### Exercise description
Say how many lines contain the word "cosas". Only the number should be given.

### Data for this exercise

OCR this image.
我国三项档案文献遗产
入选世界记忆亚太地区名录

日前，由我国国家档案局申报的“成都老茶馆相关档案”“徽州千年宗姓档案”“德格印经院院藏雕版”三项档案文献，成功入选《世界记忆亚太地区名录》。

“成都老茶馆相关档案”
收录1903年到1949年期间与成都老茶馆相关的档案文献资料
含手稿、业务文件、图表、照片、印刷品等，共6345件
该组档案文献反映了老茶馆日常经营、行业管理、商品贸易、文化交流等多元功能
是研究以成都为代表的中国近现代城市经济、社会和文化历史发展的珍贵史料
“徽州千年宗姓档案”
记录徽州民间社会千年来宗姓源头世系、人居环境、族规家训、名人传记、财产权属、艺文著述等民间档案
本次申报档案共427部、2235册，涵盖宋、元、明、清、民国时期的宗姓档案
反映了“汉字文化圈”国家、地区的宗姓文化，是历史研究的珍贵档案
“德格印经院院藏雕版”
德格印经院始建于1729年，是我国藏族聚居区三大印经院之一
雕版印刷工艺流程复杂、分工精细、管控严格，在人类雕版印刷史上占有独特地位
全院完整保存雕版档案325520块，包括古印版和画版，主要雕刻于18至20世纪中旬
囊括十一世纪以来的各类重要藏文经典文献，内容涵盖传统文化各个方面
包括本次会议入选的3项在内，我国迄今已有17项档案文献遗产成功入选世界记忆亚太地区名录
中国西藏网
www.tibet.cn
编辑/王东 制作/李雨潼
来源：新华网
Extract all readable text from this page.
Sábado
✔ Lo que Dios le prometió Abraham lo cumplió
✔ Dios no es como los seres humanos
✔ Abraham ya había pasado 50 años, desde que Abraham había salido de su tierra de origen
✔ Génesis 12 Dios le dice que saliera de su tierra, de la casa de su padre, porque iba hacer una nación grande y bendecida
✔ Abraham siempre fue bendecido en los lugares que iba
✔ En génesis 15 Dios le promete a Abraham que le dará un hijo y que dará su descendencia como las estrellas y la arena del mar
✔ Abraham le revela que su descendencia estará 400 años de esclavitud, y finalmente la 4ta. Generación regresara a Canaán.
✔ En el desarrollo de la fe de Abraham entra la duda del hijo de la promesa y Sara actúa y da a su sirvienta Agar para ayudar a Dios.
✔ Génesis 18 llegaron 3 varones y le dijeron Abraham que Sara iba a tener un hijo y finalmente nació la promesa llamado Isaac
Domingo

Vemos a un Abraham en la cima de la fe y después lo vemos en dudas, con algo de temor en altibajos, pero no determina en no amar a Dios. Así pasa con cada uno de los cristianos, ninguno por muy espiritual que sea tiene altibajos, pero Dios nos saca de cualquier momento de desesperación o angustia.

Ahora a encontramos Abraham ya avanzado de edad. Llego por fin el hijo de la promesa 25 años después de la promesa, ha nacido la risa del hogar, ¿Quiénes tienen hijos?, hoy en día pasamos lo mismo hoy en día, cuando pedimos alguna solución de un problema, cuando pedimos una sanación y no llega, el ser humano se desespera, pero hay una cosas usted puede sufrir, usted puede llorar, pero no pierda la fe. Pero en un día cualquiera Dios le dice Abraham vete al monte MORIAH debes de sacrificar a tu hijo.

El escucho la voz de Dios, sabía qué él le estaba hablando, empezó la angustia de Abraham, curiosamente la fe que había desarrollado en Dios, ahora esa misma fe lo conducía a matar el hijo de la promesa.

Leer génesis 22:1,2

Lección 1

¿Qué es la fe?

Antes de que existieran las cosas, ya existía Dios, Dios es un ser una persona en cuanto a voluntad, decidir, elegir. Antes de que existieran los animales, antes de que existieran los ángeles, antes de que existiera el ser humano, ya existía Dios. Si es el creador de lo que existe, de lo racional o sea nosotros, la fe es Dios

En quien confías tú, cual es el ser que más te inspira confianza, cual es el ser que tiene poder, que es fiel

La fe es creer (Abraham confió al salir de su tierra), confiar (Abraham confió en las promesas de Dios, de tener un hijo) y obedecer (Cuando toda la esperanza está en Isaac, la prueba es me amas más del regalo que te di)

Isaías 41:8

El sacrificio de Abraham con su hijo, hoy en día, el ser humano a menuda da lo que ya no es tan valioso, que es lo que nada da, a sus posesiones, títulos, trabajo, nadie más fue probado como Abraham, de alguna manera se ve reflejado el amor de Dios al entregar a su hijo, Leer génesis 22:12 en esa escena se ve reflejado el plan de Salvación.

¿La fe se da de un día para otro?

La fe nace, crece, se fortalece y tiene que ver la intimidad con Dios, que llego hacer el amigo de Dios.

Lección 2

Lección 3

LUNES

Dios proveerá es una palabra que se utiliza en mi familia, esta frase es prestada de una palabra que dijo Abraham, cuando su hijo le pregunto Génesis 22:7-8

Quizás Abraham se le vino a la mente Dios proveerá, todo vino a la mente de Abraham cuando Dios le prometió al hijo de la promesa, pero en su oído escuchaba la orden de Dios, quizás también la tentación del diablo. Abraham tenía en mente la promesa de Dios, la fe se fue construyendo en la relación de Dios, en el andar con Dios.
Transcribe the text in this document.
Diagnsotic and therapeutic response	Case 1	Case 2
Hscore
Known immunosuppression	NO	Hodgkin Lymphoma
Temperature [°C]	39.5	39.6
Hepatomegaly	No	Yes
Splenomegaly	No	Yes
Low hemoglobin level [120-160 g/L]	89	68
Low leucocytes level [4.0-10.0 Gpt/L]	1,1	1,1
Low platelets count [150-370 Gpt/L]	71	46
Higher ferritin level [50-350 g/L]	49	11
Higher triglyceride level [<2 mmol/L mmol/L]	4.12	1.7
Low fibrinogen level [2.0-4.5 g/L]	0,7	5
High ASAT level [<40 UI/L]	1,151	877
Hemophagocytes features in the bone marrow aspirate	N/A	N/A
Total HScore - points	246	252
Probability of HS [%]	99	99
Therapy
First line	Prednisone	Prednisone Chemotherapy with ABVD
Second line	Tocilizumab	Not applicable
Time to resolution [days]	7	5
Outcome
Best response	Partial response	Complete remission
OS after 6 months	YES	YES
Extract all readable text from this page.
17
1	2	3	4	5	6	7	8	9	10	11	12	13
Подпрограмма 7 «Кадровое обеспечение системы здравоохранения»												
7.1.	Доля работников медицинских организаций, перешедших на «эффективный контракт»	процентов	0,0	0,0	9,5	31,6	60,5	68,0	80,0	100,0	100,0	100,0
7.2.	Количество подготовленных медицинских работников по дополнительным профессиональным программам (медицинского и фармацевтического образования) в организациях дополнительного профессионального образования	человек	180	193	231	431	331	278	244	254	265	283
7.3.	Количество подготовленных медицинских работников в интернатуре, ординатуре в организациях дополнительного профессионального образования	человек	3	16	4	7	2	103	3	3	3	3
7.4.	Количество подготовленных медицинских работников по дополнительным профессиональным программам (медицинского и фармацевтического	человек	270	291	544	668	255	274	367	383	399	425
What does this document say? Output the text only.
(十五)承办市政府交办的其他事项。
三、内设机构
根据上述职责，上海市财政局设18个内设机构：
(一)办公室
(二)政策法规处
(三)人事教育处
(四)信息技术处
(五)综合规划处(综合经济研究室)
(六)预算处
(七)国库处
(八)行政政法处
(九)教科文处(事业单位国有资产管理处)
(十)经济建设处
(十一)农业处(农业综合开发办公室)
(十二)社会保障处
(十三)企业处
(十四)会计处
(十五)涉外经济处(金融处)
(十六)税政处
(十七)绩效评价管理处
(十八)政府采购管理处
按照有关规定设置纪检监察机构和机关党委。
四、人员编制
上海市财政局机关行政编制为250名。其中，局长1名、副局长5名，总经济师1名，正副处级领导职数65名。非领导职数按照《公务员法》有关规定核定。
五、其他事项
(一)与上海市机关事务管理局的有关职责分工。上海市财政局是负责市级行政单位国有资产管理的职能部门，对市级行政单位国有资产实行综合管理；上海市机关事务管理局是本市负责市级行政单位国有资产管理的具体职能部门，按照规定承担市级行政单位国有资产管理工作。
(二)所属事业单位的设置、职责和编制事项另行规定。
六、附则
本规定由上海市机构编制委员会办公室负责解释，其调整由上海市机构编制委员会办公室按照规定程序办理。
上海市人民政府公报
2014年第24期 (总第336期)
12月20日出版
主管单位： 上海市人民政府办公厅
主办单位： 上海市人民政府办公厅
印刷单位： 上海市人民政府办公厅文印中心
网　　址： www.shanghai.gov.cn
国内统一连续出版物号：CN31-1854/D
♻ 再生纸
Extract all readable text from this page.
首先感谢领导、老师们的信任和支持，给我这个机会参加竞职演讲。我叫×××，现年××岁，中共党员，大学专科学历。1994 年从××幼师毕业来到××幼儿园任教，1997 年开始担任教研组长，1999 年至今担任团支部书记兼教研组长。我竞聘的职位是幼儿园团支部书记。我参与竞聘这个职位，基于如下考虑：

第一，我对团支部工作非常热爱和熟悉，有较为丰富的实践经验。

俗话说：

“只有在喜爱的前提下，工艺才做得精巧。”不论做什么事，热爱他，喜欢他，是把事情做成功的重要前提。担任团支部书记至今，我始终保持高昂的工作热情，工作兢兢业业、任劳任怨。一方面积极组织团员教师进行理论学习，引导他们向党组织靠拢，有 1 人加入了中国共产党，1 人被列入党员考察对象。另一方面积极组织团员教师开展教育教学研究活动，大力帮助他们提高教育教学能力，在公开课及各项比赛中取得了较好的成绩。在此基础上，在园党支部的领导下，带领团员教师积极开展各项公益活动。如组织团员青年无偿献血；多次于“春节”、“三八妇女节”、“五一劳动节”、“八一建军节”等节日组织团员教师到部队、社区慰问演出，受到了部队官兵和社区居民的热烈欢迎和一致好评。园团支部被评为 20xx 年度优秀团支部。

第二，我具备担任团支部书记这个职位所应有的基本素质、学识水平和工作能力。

### Solution to this exercise
2